» **JOUW OPDRACHT**:
Schrijf het volgende stuk van de tekst over de eucharistie, aansluitend op de laatste zin.

Geven, breken, delen, dit zijn grondhoudingen in het leven van mensen. Het zijn de gebaren die Jezus stelde bij het Laatste Avondmaal, toen hij het dankgebed uitsprak, het brood brak en de beker nam, zegende en deelde. Grondhoudingen van een mensenleven zijn in de eucharistie samengebald.

Pasen

Jezus is aanwezig in de tekenen van brood en wijn. Dit kan omdat hij is verrezen en op een nieuwe wijze werkzaam. Bij de communie zeggen we ‘amen’. Wij geloven dat Jezus als Verrezen dicht bij ons is en in ons komt. Hij is voedsel, niet om onze hongerige maag te spijzigen, maar om met ons te zijn op onze levenstocht.

De evangelist Johannes heeft een paasverhaal waarin Jezus aan de oever van het meer een houtskoolvuur had aangestoken, met wat vis erop en brood (Jo. 21,9). Deze plaats heet mensa Domini, de tafel van de Heer. In elke eucharistie zitten we aan de tafel van de Heer. De verrezen Heer zit ze voor. In elke eucharistie luidt de paasklok. Zijn offer was niet nutteloos. Hij heeft zich een nieuw volk verworven en hij smeedt dit nauw aan elkaar door de eucharistie.

» **Geannoteerde elementlijsten**:
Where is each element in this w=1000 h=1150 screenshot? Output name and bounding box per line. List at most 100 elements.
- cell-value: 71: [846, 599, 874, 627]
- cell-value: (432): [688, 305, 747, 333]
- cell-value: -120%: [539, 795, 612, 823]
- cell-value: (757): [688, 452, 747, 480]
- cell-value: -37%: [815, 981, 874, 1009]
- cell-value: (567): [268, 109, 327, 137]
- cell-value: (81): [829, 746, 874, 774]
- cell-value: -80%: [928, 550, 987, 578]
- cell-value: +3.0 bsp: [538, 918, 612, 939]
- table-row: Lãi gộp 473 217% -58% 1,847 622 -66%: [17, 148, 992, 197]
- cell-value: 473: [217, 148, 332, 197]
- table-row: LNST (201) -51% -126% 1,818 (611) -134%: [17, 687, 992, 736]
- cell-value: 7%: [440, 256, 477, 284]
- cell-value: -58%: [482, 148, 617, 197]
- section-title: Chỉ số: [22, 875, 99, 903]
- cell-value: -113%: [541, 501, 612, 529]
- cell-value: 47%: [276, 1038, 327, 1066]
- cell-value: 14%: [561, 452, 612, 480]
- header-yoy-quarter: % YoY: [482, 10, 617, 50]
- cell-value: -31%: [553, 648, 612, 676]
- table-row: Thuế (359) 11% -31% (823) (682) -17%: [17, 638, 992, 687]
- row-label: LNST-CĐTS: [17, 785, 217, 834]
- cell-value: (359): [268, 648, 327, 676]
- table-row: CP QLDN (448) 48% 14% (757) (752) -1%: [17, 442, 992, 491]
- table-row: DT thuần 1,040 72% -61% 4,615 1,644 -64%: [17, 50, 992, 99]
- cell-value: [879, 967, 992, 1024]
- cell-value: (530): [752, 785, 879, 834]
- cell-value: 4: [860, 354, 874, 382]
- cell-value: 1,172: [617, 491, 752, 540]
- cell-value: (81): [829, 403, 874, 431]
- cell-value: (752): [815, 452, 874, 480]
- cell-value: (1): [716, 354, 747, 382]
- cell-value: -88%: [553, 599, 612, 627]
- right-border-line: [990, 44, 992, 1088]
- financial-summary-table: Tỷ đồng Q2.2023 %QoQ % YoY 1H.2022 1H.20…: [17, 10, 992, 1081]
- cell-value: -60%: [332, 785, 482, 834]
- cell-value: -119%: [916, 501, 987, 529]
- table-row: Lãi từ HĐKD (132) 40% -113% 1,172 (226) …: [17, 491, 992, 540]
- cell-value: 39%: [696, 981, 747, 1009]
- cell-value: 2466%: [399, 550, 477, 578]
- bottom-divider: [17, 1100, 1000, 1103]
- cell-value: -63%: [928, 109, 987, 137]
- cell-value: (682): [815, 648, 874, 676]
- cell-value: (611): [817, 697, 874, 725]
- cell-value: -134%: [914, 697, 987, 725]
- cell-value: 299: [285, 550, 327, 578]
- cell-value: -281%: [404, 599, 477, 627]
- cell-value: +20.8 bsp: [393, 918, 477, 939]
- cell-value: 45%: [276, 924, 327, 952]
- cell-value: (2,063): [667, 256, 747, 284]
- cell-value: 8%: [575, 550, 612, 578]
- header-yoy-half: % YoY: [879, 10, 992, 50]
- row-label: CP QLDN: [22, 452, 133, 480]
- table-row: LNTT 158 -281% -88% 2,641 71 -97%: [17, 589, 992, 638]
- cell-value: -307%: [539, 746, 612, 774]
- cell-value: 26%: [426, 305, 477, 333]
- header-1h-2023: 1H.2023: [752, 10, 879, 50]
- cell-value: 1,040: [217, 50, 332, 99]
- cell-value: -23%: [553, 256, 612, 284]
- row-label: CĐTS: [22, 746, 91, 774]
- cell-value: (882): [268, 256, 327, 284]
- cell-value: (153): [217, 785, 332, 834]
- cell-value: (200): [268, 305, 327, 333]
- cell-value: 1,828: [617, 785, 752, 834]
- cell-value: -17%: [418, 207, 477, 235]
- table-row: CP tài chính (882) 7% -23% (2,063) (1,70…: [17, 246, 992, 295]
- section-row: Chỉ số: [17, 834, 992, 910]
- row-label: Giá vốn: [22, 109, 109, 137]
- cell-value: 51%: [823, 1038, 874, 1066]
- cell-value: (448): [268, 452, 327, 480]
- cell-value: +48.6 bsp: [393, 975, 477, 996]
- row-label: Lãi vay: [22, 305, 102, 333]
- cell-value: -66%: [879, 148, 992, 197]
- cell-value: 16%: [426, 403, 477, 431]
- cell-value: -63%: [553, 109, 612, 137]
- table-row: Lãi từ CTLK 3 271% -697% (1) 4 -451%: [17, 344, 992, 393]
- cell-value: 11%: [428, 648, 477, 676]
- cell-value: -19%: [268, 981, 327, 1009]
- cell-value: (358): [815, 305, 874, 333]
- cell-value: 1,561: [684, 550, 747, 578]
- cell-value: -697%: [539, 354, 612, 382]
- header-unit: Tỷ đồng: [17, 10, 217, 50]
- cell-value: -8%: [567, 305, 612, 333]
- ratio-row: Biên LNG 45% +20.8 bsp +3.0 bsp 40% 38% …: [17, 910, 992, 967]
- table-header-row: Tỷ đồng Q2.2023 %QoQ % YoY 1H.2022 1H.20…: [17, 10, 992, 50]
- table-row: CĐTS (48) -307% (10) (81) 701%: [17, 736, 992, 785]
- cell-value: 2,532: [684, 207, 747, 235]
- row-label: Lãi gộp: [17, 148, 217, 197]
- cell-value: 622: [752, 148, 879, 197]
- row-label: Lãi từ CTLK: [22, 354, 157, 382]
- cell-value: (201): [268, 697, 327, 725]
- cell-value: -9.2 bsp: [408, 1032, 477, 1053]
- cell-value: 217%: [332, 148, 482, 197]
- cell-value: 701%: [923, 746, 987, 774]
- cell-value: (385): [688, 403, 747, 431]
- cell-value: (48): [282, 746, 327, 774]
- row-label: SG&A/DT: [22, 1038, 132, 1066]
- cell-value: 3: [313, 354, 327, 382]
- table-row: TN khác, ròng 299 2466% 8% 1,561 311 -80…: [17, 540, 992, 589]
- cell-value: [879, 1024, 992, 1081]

» **ANTWOORD**:
Eucharistie en leven

Bij de communie treden we langs de verrezen Heer in gemeenschap met alle anderen, die waar ter wereld diezelfde Jezus ontvangen.         In de eucharistie groeit het Lichaam van Christus. Ons amen bij de communie is tevens een amen over ons toebehoren tot de gemeenschap van de Kerk. Vanuit de eucharistie is de Kerk geroepen om verdeeldheid op te heffen, vrede te stichten en behoeftigen te spijzigen. De Heer is gebroken brood voor een nieuwe wereld.

Tabernakel

Kerken hebben een tabernakel. Het heeft een Bijbelse voorgeschiedenis met de tent, waarin de stenen wettafels werden bewaard. De tent voor de ark van het verbond.

In het tabernakel wordt het geconsacreerde hostiebrood bewaard. De hosties dienden allereerst voor de communie bij de zieken. De Heer Jezus is aanwezig in de hosties, geconsacreerd tijdens de eucharistieviering. De eucharistische vroomheid uit zich in de eerbied die we ervoor betuigen, o.a. door een kniebuiging, maar vooral in de tijd die we voor het tabernakel aan aanbidding besteden. De eucharistie drukt op een heel sterke wijze uit wie God voor ons wil zijn, nl. de aanwezige. Uiteraard is Gods aanwezigheid op aarde steeds gesluierd. Zelfs het eucharistisch brood is nog een sluier, maar Jezus wil op deze wijze aanwezig zijn.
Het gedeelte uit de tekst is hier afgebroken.